Task description: Count lines holding the string "from" in the data that follows. Reply with one number only.
______________________________
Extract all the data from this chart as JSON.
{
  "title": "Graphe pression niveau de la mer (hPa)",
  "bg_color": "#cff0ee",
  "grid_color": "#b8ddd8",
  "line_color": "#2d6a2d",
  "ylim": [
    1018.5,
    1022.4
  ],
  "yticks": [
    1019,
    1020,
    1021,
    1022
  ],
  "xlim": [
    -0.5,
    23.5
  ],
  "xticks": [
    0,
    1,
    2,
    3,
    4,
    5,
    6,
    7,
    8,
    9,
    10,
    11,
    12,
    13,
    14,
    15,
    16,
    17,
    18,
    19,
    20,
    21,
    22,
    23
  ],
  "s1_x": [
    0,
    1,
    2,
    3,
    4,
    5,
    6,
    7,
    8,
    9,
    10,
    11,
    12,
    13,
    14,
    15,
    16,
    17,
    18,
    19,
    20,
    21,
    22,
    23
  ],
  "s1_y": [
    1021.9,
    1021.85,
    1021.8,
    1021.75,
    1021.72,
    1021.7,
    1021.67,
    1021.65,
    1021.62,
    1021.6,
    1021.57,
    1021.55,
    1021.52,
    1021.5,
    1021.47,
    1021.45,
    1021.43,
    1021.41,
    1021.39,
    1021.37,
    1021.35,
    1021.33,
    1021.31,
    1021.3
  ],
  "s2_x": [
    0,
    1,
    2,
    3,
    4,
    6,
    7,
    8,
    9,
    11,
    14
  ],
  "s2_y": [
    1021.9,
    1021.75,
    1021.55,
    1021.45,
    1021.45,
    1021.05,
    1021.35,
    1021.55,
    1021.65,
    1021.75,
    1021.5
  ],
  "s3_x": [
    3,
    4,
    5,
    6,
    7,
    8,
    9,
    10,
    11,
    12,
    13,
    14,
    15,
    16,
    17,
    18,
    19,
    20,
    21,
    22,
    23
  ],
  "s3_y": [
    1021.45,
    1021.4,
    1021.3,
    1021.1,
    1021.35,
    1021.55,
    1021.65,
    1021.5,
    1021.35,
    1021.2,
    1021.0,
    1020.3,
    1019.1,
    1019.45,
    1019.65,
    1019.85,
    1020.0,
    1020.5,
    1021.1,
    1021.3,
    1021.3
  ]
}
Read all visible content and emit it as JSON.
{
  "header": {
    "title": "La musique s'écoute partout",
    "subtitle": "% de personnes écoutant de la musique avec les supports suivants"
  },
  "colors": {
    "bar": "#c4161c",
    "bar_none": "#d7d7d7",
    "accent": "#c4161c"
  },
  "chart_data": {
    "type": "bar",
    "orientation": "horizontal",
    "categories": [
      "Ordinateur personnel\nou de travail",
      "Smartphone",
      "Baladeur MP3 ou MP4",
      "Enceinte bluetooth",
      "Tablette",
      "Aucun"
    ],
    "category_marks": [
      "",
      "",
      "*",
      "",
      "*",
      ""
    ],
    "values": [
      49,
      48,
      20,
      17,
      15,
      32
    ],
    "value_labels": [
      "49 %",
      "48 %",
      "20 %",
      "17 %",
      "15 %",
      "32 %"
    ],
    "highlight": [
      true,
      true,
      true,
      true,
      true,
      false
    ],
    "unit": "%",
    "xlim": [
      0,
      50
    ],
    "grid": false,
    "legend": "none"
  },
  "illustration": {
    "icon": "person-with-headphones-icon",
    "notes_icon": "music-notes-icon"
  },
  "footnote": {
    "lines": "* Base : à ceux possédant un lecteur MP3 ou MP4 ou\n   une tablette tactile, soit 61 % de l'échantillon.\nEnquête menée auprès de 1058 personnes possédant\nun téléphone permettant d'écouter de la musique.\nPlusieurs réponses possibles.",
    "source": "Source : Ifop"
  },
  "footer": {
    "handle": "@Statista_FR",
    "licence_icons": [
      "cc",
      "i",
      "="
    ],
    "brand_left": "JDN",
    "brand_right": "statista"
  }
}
______________________________
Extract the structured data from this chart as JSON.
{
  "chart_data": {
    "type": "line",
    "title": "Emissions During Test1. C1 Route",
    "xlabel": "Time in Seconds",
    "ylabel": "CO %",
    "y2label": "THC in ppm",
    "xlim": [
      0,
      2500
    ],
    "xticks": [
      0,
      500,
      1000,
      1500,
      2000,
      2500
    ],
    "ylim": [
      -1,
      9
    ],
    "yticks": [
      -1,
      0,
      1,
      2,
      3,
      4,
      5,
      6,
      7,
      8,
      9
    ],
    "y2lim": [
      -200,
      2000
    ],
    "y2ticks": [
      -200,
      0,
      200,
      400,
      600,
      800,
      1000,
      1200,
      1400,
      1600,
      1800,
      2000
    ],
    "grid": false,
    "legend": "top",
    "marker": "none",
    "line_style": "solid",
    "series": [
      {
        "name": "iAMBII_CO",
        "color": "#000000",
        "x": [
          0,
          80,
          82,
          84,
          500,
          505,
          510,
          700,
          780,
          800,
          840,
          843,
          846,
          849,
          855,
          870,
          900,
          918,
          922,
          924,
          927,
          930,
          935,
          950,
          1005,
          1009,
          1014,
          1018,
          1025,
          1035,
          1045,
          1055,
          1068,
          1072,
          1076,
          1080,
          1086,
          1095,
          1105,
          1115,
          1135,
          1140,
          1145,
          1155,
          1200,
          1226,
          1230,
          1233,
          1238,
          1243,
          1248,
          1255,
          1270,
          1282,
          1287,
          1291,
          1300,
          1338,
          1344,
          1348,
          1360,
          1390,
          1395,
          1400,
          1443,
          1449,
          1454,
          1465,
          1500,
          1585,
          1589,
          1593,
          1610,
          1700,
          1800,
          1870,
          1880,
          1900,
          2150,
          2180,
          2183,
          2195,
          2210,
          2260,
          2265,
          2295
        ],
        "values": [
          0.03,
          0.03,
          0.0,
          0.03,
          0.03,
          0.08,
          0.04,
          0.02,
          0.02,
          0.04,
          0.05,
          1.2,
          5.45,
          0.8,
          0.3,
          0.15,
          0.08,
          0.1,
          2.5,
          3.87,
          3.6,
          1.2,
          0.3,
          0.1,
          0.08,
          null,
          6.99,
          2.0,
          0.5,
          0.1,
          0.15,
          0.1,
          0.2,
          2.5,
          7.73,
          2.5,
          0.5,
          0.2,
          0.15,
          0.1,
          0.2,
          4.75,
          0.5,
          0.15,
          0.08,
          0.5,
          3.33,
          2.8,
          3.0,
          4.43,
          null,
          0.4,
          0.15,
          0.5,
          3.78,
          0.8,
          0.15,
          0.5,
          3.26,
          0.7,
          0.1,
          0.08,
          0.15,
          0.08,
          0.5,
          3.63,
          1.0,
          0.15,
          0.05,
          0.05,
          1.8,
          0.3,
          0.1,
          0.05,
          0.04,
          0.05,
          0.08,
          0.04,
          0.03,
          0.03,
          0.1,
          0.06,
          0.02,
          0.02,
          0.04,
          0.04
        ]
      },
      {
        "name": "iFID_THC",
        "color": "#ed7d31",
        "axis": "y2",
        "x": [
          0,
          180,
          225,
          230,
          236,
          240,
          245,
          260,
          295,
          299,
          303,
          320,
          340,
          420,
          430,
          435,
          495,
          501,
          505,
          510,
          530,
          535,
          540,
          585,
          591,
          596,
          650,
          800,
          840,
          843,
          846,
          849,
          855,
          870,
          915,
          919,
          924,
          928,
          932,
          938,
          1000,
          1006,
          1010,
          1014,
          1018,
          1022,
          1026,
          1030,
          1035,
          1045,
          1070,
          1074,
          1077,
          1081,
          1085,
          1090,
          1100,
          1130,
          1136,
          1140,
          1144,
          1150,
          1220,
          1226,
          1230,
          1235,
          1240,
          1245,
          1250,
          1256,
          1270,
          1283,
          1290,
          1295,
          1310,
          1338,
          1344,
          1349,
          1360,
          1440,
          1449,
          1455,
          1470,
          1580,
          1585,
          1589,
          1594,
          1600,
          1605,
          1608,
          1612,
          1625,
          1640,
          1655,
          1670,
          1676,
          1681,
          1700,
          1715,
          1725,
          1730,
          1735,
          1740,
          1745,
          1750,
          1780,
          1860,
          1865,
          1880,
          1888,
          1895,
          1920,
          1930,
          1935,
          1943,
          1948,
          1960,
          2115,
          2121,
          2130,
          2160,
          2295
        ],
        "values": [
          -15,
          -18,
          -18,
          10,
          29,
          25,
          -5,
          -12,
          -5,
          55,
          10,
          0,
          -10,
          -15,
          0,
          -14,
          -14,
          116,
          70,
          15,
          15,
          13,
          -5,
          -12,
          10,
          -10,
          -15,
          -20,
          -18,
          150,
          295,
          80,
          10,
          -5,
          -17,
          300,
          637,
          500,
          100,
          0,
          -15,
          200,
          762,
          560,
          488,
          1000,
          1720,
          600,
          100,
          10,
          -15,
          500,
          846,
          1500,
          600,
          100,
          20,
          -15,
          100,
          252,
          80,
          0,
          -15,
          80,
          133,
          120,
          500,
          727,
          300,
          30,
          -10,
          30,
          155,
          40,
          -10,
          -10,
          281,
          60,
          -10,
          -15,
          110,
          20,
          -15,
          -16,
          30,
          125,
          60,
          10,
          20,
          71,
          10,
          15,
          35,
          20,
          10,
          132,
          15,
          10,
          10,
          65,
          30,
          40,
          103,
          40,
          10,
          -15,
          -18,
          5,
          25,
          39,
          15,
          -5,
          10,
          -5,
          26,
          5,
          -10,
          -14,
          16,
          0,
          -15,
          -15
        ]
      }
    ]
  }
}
______________________________
Answer: 2